> [TASK BRIEF]
Extract every entry word for word. Skip the pictures.

> [EXTRACTED RECORDS]
· · ·

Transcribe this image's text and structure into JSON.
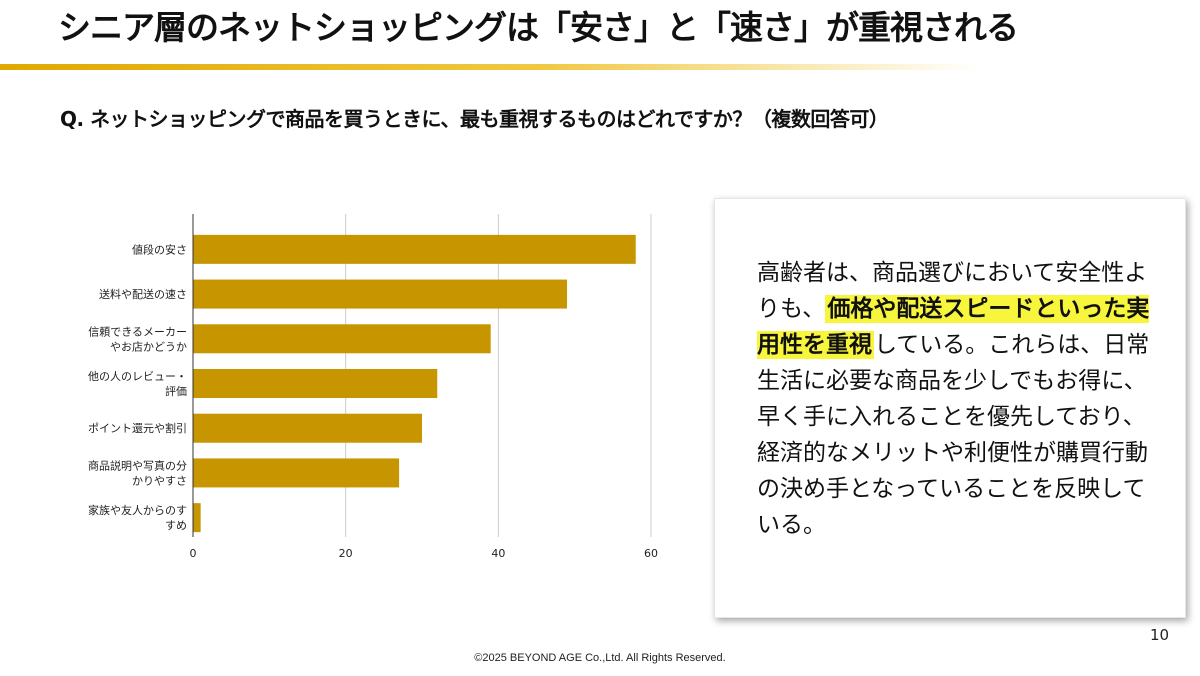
{
  "slide": {
    "title": "シニア層のネットショッピングは「安さ」と「速さ」が重視される",
    "question": "Q. ネットショッピングで商品を買うときに、最も重視するものはどれですか？（複数回答可）",
    "page_number": "10",
    "footer": "©2025 BEYOND AGE Co.,Ltd. All Rights Reserved."
  },
  "callout": {
    "text_before": "高齢者は、商品選びにおいて安全性よりも、",
    "text_highlight": "価格や配送スピードといった実用性を重視",
    "text_after": "している。これらは、日常生活に必要な商品を少しでもお得に、早く手に入れることを優先しており、経済的なメリットや利便性が購買行動の決め手となっていることを反映している。",
    "highlight_color": "#f7f53c"
  },
  "colors": {
    "bar": "#c69500",
    "title_rule": "#e0a800",
    "grid": "#cccccc",
    "axis": "#333333"
  },
  "chart_data": {
    "type": "bar",
    "orientation": "horizontal",
    "title": "",
    "xlabel": "",
    "ylabel": "",
    "xlim": [
      0,
      60
    ],
    "xticks": [
      0,
      20,
      40,
      60
    ],
    "grid": true,
    "legend": "none",
    "categories": [
      [
        "値段の安さ"
      ],
      [
        "送料や配送の速さ"
      ],
      [
        "信頼できるメーカー",
        "やお店かどうか"
      ],
      [
        "他の人のレビュー・",
        "評価"
      ],
      [
        "ポイント還元や割引"
      ],
      [
        "商品説明や写真の分",
        "かりやすさ"
      ],
      [
        "家族や友人からのす",
        "すめ"
      ]
    ],
    "values": [
      58,
      49,
      39,
      32,
      30,
      27,
      1
    ]
  }
}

· · ·

> [RESPONSE FOR THIS EXERCISE]
Transcribe this image's text and structure into JSON.
{
  "slide": {
    "title": "シニア層のネットショッピングは「安さ」と「速さ」が重視される",
    "question": "Q. ネットショッピングで商品を買うときに、最も重視するものはどれですか？（複数回答可）",
    "page_number": "10",
    "footer": "©2025 BEYOND AGE Co.,Ltd. All Rights Reserved."
  },
  "callout": {
    "text_before": "高齢者は、商品選びにおいて安全性よりも、",
    "text_highlight": "価格や配送スピードといった実用性を重視",
    "text_after": "している。これらは、日常生活に必要な商品を少しでもお得に、早く手に入れることを優先しており、経済的なメリットや利便性が購買行動の決め手となっていることを反映している。",
    "highlight_color": "#f7f53c"
  },
  "colors": {
    "bar": "#c69500",
    "title_rule": "#e0a800",
    "grid": "#cccccc",
    "axis": "#333333"
  },
  "chart_data": {
    "type": "bar",
    "orientation": "horizontal",
    "title": "",
    "xlabel": "",
    "ylabel": "",
    "xlim": [
      0,
      60
    ],
    "xticks": [
      0,
      20,
      40,
      60
    ],
    "grid": true,
    "legend": "none",
    "categories": [
      [
        "値段の安さ"
      ],
      [
        "送料や配送の速さ"
      ],
      [
        "信頼できるメーカー",
        "やお店かどうか"
      ],
      [
        "他の人のレビュー・",
        "評価"
      ],
      [
        "ポイント還元や割引"
      ],
      [
        "商品説明や写真の分",
        "かりやすさ"
      ],
      [
        "家族や友人からのす",
        "すめ"
      ]
    ],
    "values": [
      58,
      49,
      39,
      32,
      30,
      27,
      1
    ]
  }
}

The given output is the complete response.